Quote the whole listing word for word, please.
------
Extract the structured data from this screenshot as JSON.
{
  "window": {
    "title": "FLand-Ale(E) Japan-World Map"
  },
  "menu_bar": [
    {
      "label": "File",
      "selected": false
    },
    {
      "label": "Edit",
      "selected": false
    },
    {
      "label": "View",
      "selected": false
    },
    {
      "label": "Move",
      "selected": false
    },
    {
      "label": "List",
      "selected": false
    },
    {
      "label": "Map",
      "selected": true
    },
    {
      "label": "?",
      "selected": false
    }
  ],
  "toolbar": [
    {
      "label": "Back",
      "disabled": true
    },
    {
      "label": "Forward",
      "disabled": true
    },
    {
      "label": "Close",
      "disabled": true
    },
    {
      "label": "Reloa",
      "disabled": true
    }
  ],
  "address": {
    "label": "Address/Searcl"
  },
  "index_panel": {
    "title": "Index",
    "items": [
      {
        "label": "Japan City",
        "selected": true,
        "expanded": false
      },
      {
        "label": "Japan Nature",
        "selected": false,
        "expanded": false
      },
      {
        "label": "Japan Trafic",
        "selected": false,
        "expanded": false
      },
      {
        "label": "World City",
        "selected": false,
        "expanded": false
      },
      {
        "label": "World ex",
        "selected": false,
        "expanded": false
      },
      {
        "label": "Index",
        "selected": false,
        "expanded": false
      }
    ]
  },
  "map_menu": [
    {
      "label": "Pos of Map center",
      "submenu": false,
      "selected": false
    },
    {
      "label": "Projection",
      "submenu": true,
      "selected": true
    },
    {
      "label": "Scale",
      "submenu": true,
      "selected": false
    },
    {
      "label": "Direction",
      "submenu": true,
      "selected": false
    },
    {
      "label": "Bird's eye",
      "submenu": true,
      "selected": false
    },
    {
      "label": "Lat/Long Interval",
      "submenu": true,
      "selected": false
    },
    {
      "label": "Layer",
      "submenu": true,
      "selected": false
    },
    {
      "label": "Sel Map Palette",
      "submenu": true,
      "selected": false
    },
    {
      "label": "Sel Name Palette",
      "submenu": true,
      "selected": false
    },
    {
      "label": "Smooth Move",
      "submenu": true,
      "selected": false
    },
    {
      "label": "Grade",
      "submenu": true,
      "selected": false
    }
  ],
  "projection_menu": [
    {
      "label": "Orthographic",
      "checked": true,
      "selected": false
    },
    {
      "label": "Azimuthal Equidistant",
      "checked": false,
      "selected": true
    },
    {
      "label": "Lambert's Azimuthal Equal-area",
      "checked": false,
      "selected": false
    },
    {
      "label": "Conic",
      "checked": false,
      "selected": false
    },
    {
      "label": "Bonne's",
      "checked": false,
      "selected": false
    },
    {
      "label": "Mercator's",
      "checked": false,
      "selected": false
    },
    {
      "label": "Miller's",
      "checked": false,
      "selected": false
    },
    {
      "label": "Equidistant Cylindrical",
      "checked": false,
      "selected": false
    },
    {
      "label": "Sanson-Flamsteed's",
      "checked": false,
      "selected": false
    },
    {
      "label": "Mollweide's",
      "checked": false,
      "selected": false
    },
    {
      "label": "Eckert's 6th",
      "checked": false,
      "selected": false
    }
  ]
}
------
THE SOLUTION
Extract the structured data from this screenshot as JSON.
{
  "window": {
    "title": "FLand-Ale(E) Japan-World Map"
  },
  "menu_bar": [
    {
      "label": "File",
      "selected": false
    },
    {
      "label": "Edit",
      "selected": false
    },
    {
      "label": "View",
      "selected": false
    },
    {
      "label": "Move",
      "selected": false
    },
    {
      "label": "List",
      "selected": false
    },
    {
      "label": "Map",
      "selected": true
    },
    {
      "label": "?",
      "selected": false
    }
  ],
  "toolbar": [
    {
      "label": "Back",
      "disabled": true
    },
    {
      "label": "Forward",
      "disabled": true
    },
    {
      "label": "Close",
      "disabled": true
    },
    {
      "label": "Reloa",
      "disabled": true
    }
  ],
  "address": {
    "label": "Address/Searcl"
  },
  "index_panel": {
    "title": "Index",
    "items": [
      {
        "label": "Japan City",
        "selected": true,
        "expanded": false
      },
      {
        "label": "Japan Nature",
        "selected": false,
        "expanded": false
      },
      {
        "label": "Japan Trafic",
        "selected": false,
        "expanded": false
      },
      {
        "label": "World City",
        "selected": false,
        "expanded": false
      },
      {
        "label": "World ex",
        "selected": false,
        "expanded": false
      },
      {
        "label": "Index",
        "selected": false,
        "expanded": false
      }
    ]
  },
  "map_menu": [
    {
      "label": "Pos of Map center",
      "submenu": false,
      "selected": false
    },
    {
      "label": "Projection",
      "submenu": true,
      "selected": true
    },
    {
      "label": "Scale",
      "submenu": true,
      "selected": false
    },
    {
      "label": "Direction",
      "submenu": true,
      "selected": false
    },
    {
      "label": "Bird's eye",
      "submenu": true,
      "selected": false
    },
    {
      "label": "Lat/Long Interval",
      "submenu": true,
      "selected": false
    },
    {
      "label": "Layer",
      "submenu": true,
      "selected": false
    },
    {
      "label": "Sel Map Palette",
      "submenu": true,
      "selected": false
    },
    {
      "label": "Sel Name Palette",
      "submenu": true,
      "selected": false
    },
    {
      "label": "Smooth Move",
      "submenu": true,
      "selected": false
    },
    {
      "label": "Grade",
      "submenu": true,
      "selected": false
    }
  ],
  "projection_menu": [
    {
      "label": "Orthographic",
      "checked": true,
      "selected": false
    },
    {
      "label": "Azimuthal Equidistant",
      "checked": false,
      "selected": true
    },
    {
      "label": "Lambert's Azimuthal Equal-area",
      "checked": false,
      "selected": false
    },
    {
      "label": "Conic",
      "checked": false,
      "selected": false
    },
    {
      "label": "Bonne's",
      "checked": false,
      "selected": false
    },
    {
      "label": "Mercator's",
      "checked": false,
      "selected": false
    },
    {
      "label": "Miller's",
      "checked": false,
      "selected": false
    },
    {
      "label": "Equidistant Cylindrical",
      "checked": false,
      "selected": false
    },
    {
      "label": "Sanson-Flamsteed's",
      "checked": false,
      "selected": false
    },
    {
      "label": "Mollweide's",
      "checked": false,
      "selected": false
    },
    {
      "label": "Eckert's 6th",
      "checked": false,
      "selected": false
    }
  ]
}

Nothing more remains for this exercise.